-- Record excerpts start --

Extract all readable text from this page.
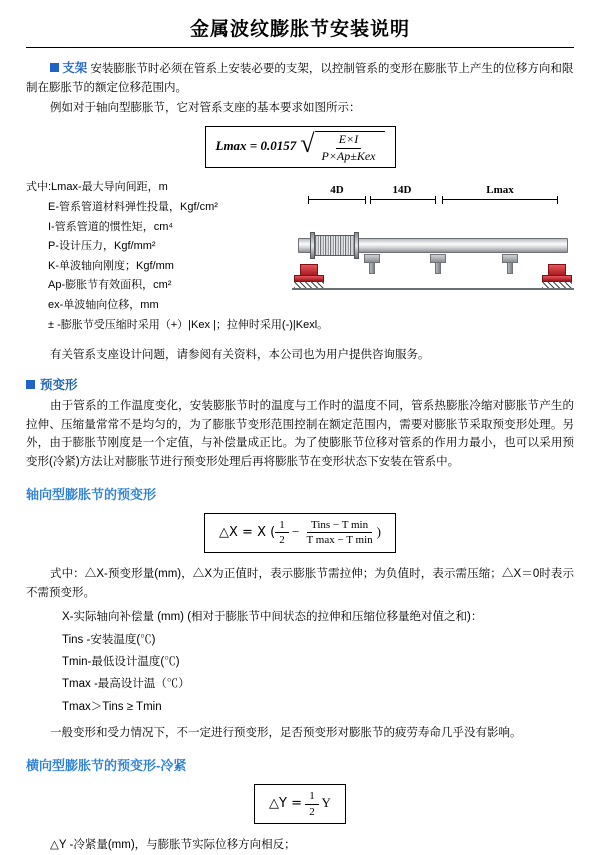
金属波纹膨胀节安装说明

支架 安装膨胀节时必须在管系上安装必要的支架，以控制管系的变形在膨胀节上产生的位移方向和限制在膨胀节的额定位移范围内。

例如对于轴向型膨胀节，它对管系支座的基本要求如图所示：

Lmax = 0.0157 √ $\frac{E\times I}{\text{P×Ap±Kex}}$
式中:Lmax-最大导向间距，m
E-管系管道材料弹性投量，Kgf/cm²
I-管系管道的惯性矩，cm⁴
P-设计压力，Kgf/mm²
K-单波轴向刚度；Kgf/mm
Ap-膨胀节有效面积，cm²
ex-单波轴向位移，mm
± -膨胀节受压缩时采用（+）|Kex |；拉伸时采用(-)|Kexl。
4D	14D	Lmax

有关管系支座设计问题，请参阅有关资料，本公司也为用户提供咨询服务。

预变形

由于管系的工作温度变化，安装膨胀节时的温度与工作时的温度不同，管系热膨胀冷缩对膨胀节产生的拉伸、压缩量常常不是均匀的，为了膨胀节变形范围控制在额定范围内，需要对膨胀节采取预变形处理。另外，由于膨胀节刚度是一个定值，与补偿量成正比。为了使膨胀节位移对管系的作用力最小，也可以采用预变形(冷紧)方法让对膨胀节进行预变形处理后再将膨胀节在变形状态下安装在管系中。

轴向型膨胀节的预变形
△X = X ( $\frac{1}{2} - \frac{\text{Tins − T min}}{\text{T max − T min}}$ )

式中：△X-预变形量(mm)，△X为正值时，表示膨胀节需拉伸；为负值时，表示需压缩；△X＝0时表示不需预变形。

X-实际轴向补偿量 (mm) (相对于膨胀节中间状态的拉伸和压缩位移量绝对值之和)：
Tins -安装温度(℃)
Tmin-最低设计温度(℃)
Tmax -最高设计温（℃）
Tmax＞Tins ≥ Tmin

一般变形和受力情况下，不一定进行预变形，足否预变形对膨胀节的疲劳寿命几乎没有影响。

横向型膨胀节的预变形-冷紧
△Y = $\frac{1}{2}$ Y

△Y -冷紧量(mm)，与膨胀节实际位移方向相反；
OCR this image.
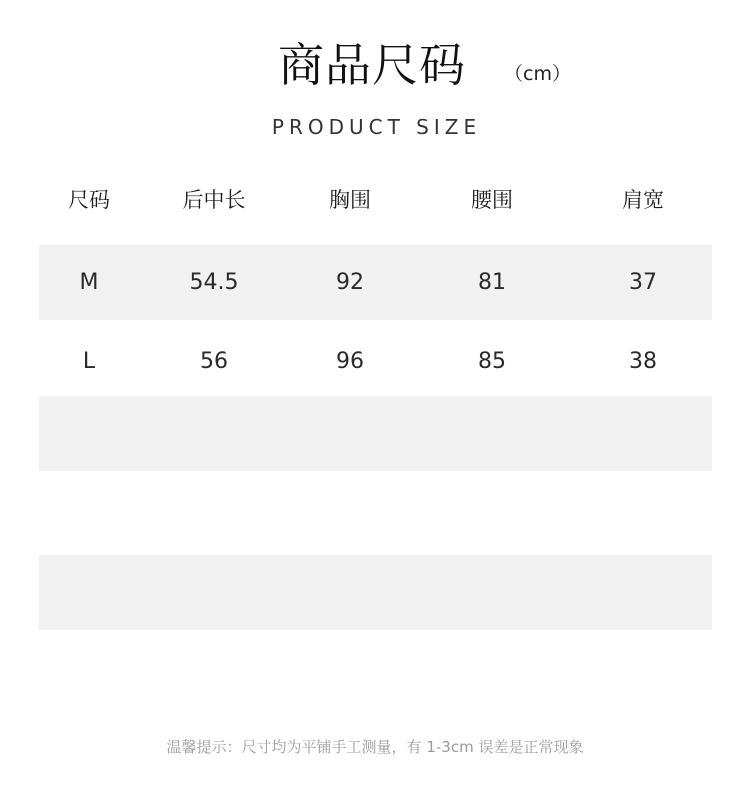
商品尺码 （cm）
PRODUCT SIZE
尺码	后中长	胸围	腰围	肩宽
M	54.5	92	81	37
L	56	96	85	38
温馨提示：尺寸均为平铺手工测量，有 1-3cm 误差是正常现象
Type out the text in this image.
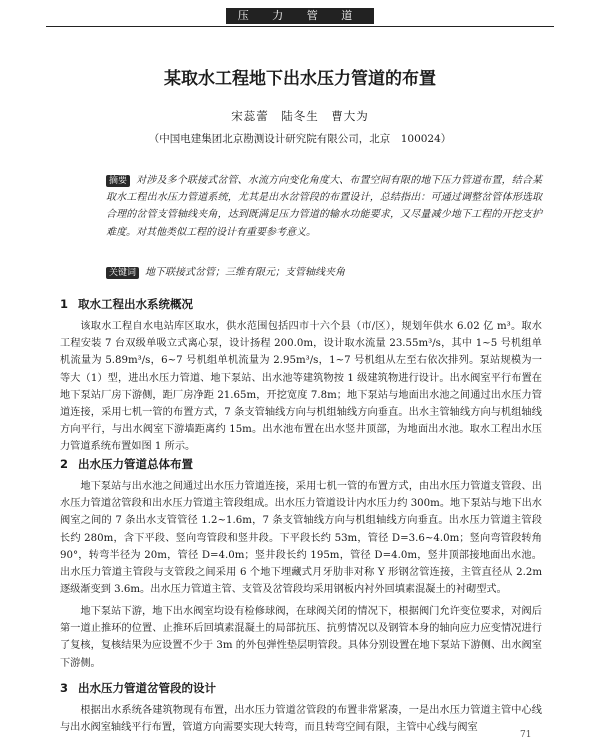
压 力 管 道
某取水工程地下出水压力管道的布置
宋蕊蕾　陆冬生　曹大为
（中国电建集团北京勘测设计研究院有限公司，北京　100024）
摘要 对涉及多个联接式岔管、水流方向变化角度大、布置空间有限的地下压力管道布置，结合某取水工程出水压力管道系统，尤其是出水岔管段的布置设计，总结指出：可通过调整岔管体形选取合理的岔管支管轴线夹角，达到既满足压力管道的输水功能要求，又尽量减少地下工程的开挖支护难度。对其他类似工程的设计有重要参考意义。
关键词 地下联接式岔管；三维有限元；支管轴线夹角
1 取水工程出水系统概况
该取水工程自水电站库区取水，供水范围包括四市十六个县（市/区），规划年供水 6.02 亿 m³。取水工程安装 7 台双级单吸立式离心泵，设计扬程 200.0m，设计取水流量 23.55m³/s，其中 1~5 号机组单机流量为 5.89m³/s，6~7 号机组单机流量为 2.95m³/s，1~7 号机组从左至右依次排列。泵站规模为一等大（1）型，进出水压力管道、地下泵站、出水池等建筑物按 1 级建筑物进行设计。出水阀室平行布置在地下泵站厂房下游侧，距厂房净距 21.65m，开挖宽度 7.8m；地下泵站与地面出水池之间通过出水压力管道连接，采用七机一管的布置方式，7 条支管轴线方向与机组轴线方向垂直。出水主管轴线方向与机组轴线方向平行，与出水阀室下游墙距离约 15m。出水池布置在出水竖井顶部，为地面出水池。取水工程出水压力管道系统布置如图 1 所示。
2 出水压力管道总体布置
地下泵站与出水池之间通过出水压力管道连接，采用七机一管的布置方式，由出水压力管道支管段、出水压力管道岔管段和出水压力管道主管段组成。出水压力管道设计内水压力约 300m。地下泵站与地下出水阀室之间的 7 条出水支管管径 1.2~1.6m，7 条支管轴线方向与机组轴线方向垂直。出水压力管道主管段长约 280m，含下平段、竖向弯管段和竖井段。下平段长约 53m，管径 D=3.6~4.0m；竖向弯管段转角 90°，转弯半径为 20m，管径 D=4.0m；竖井段长约 195m，管径 D=4.0m，竖井顶部接地面出水池。出水压力管道主管段与支管段之间采用 6 个地下埋藏式月牙肋非对称 Y 形钢岔管连接，主管直径从 2.2m 逐级渐变到 3.6m。出水压力管道主管、支管及岔管段均采用钢板内衬外回填素混凝土的衬砌型式。
地下泵站下游，地下出水阀室均设有检修球阀，在球阀关闭的情况下，根据阀门允许变位要求，对阀后第一道止推环的位置、止推环后回填素混凝土的局部抗压、抗剪情况以及钢管本身的轴向应力应变情况进行了复核，复核结果为应设置不少于 3m 的外包弹性垫层明管段。具体分别设置在地下泵站下游侧、出水阀室下游侧。
3 出水压力管道岔管段的设计
根据出水系统各建筑物现有布置，出水压力管道岔管段的布置非常紧凑，一是出水压力管道主管中心线与出水阀室轴线平行布置，管道方向需要实现大转弯，而且转弯空间有限，主管中心线与阀室
71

-- Record excerpts end --

### Your objective:
Work out the number of lines in this listing that include the word "Tins". Reply with that number only.

### Expected output:
3